— start EXERCISE DATA —
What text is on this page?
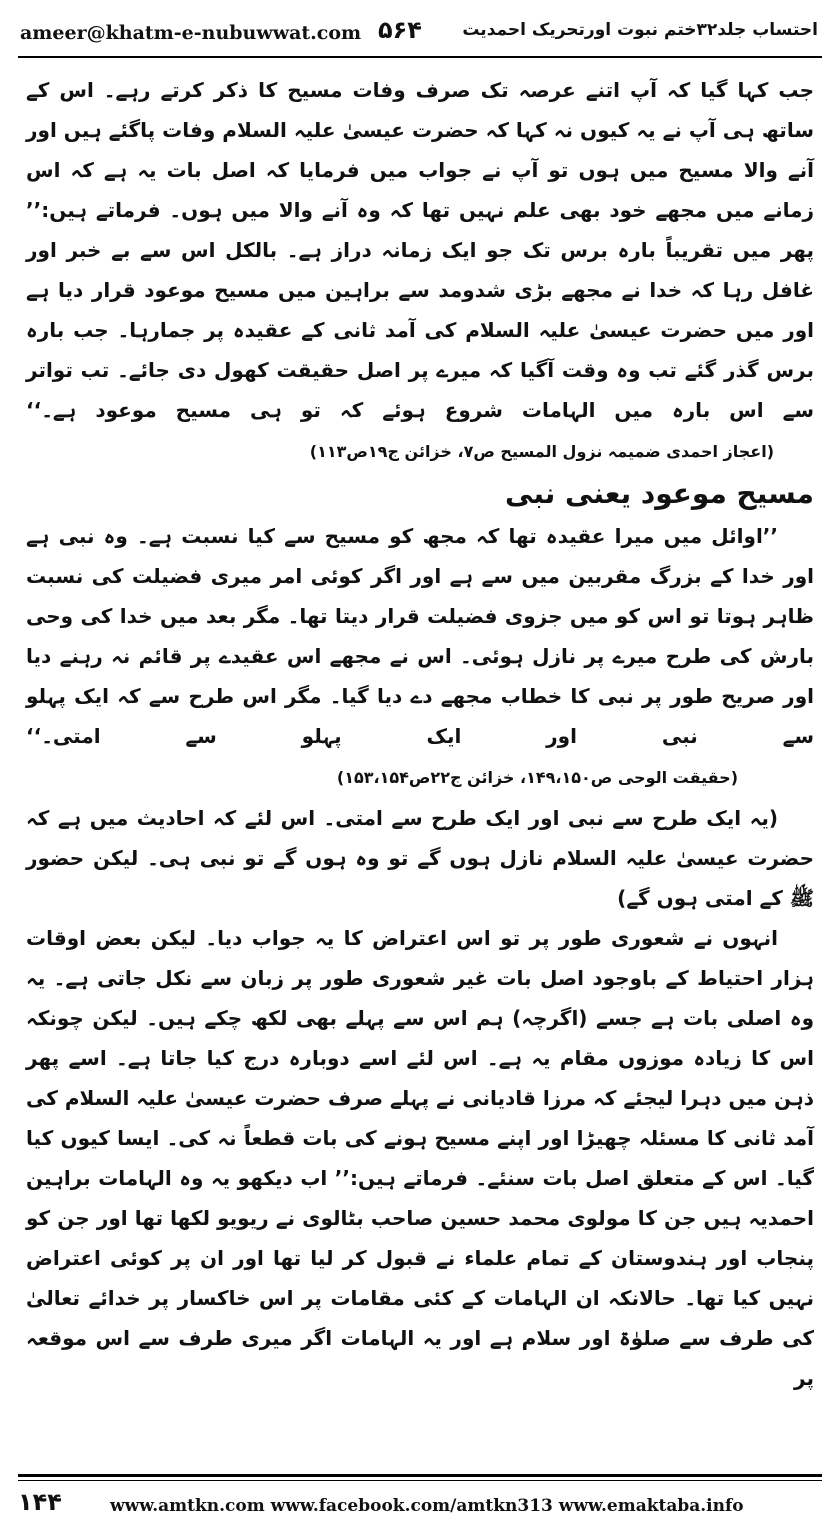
ameer@khatm-e-nubuwwat.com ۵۶۴ احتساب جلد۳۲ختم نبوت اورتحریک احمدیت

جب کہا گیا کہ آپ اتنے عرصہ تک صرف وفات مسیح کا ذکر کرتے رہے۔ اس کے ساتھ ہی آپ نے یہ کیوں نہ کہا کہ حضرت عیسیٰ علیہ السلام وفات پاگئے ہیں اور آنے والا مسیح میں ہوں تو آپ نے جواب میں فرمایا کہ اصل بات یہ ہے کہ اس زمانے میں مجھے خود بھی علم نہیں تھا کہ وہ آنے والا میں ہوں۔ فرماتے ہیں:’’ پھر میں تقریباً بارہ برس تک جو ایک زمانہ دراز ہے۔ بالکل اس سے بے خبر اور غافل رہا کہ خدا نے مجھے بڑی شدومد سے براہین میں مسیح موعود قرار دیا ہے اور میں حضرت عیسیٰ علیہ السلام کی آمد ثانی کے عقیدہ پر جمارہا۔ جب بارہ برس گذر گئے تب وہ وقت آگیا کہ میرے پر اصل حقیقت کھول دی جائے۔ تب تواتر سے اس بارہ میں الہامات شروع ہوئے کہ تو ہی مسیح موعود ہے۔‘‘ (اعجاز احمدی ضمیمہ نزول المسیح ص۷، خزائن ج۱۹ص۱۱۳)

مسیح موعود یعنی نبی

’’اوائل میں میرا عقیدہ تھا کہ مجھ کو مسیح سے کیا نسبت ہے۔ وہ نبی ہے اور خدا کے بزرگ مقربین میں سے ہے اور اگر کوئی امر میری فضیلت کی نسبت ظاہر ہوتا تو اس کو میں جزوی فضیلت قرار دیتا تھا۔ مگر بعد میں خدا کی وحی بارش کی طرح میرے پر نازل ہوئی۔ اس نے مجھے اس عقیدے پر قائم نہ رہنے دیا اور صریح طور پر نبی کا خطاب مجھے دے دیا گیا۔ مگر اس طرح سے کہ ایک پہلو سے نبی اور ایک پہلو سے امتی۔‘‘ (حقیقت الوحی ص۱۴۹،۱۵۰، خزائن ج۲۲ص۱۵۳،۱۵۴)

(یہ ایک طرح سے نبی اور ایک طرح سے امتی۔ اس لئے کہ احادیث میں ہے کہ حضرت عیسیٰ علیہ السلام نازل ہوں گے تو وہ ہوں گے تو نبی ہی۔ لیکن حضور ﷺ کے امتی ہوں گے)

انہوں نے شعوری طور پر تو اس اعتراض کا یہ جواب دیا۔ لیکن بعض اوقات ہزار احتیاط کے باوجود اصل بات غیر شعوری طور پر زبان سے نکل جاتی ہے۔ یہ وہ اصلی بات ہے جسے (اگرچہ) ہم اس سے پہلے بھی لکھ چکے ہیں۔ لیکن چونکہ اس کا زیادہ موزوں مقام یہ ہے۔ اس لئے اسے دوبارہ درج کیا جاتا ہے۔ اسے پھر ذہن میں دہرا لیجئے کہ مرزا قادیانی نے پہلے صرف حضرت عیسیٰ علیہ السلام کی آمد ثانی کا مسئلہ چھیڑا اور اپنے مسیح ہونے کی بات قطعاً نہ کی۔ ایسا کیوں کیا گیا۔ اس کے متعلق اصل بات سنئے۔ فرماتے ہیں:’’ اب دیکھو یہ وہ الہامات براہین احمدیہ ہیں جن کا مولوی محمد حسین صاحب بٹالوی نے ریویو لکھا تھا اور جن کو پنجاب اور ہندوستان کے تمام علماء نے قبول کر لیا تھا اور ان پر کوئی اعتراض نہیں کیا تھا۔ حالانکہ ان الہامات کے کئی مقامات پر اس خاکسار پر خدائے تعالیٰ کی طرف سے صلوٰۃ اور سلام ہے اور یہ الہامات اگر میری طرف سے اس موقعہ پر

۱۴۴	www.amtkn.com www.facebook.com/amtkn313 www.emaktaba.info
— end EXERCISE DATA —
WRITTEN REQUEST: Look through the data above. Copy every line with the string "امتی" in it.

RIGHT ANSWER:
’’اوائل میں میرا عقیدہ تھا کہ مجھ کو مسیح سے کیا نسبت ہے۔ وہ نبی ہے اور خدا کے بزرگ مقربین میں سے ہے اور اگر کوئی امر میری فضیلت کی نسبت ظاہر ہوتا تو اس کو میں جزوی فضیلت قرار دیتا تھا۔ مگر بعد میں خدا کی وحی بارش کی طرح میرے پر نازل ہوئی۔ اس نے مجھے اس عقیدے پر قائم نہ رہنے دیا اور صریح طور پر نبی کا خطاب مجھے دے دیا گیا۔ مگر اس طرح سے کہ ایک پہلو سے نبی اور ایک پہلو سے امتی۔‘‘ (حقیقت الوحی ص۱۴۹،۱۵۰، خزائن ج۲۲ص۱۵۳،۱۵۴)
(یہ ایک طرح سے نبی اور ایک طرح سے امتی۔ اس لئے کہ احادیث میں ہے کہ حضرت عیسیٰ علیہ السلام نازل ہوں گے تو وہ ہوں گے تو نبی ہی۔ لیکن حضور ﷺ کے امتی ہوں گے)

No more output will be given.